■ Your instructions: Look through the lines and report how many include the word "reais", giving nothing but the number.

# Information supplied start

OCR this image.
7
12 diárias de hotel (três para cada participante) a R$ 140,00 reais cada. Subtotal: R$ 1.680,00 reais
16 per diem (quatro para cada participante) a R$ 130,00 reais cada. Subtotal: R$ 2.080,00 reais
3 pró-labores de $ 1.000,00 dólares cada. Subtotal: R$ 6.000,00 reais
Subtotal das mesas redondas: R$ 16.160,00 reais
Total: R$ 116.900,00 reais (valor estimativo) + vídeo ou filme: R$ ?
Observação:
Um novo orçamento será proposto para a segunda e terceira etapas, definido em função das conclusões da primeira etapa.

# Information supplied end

■ Exercise response: 5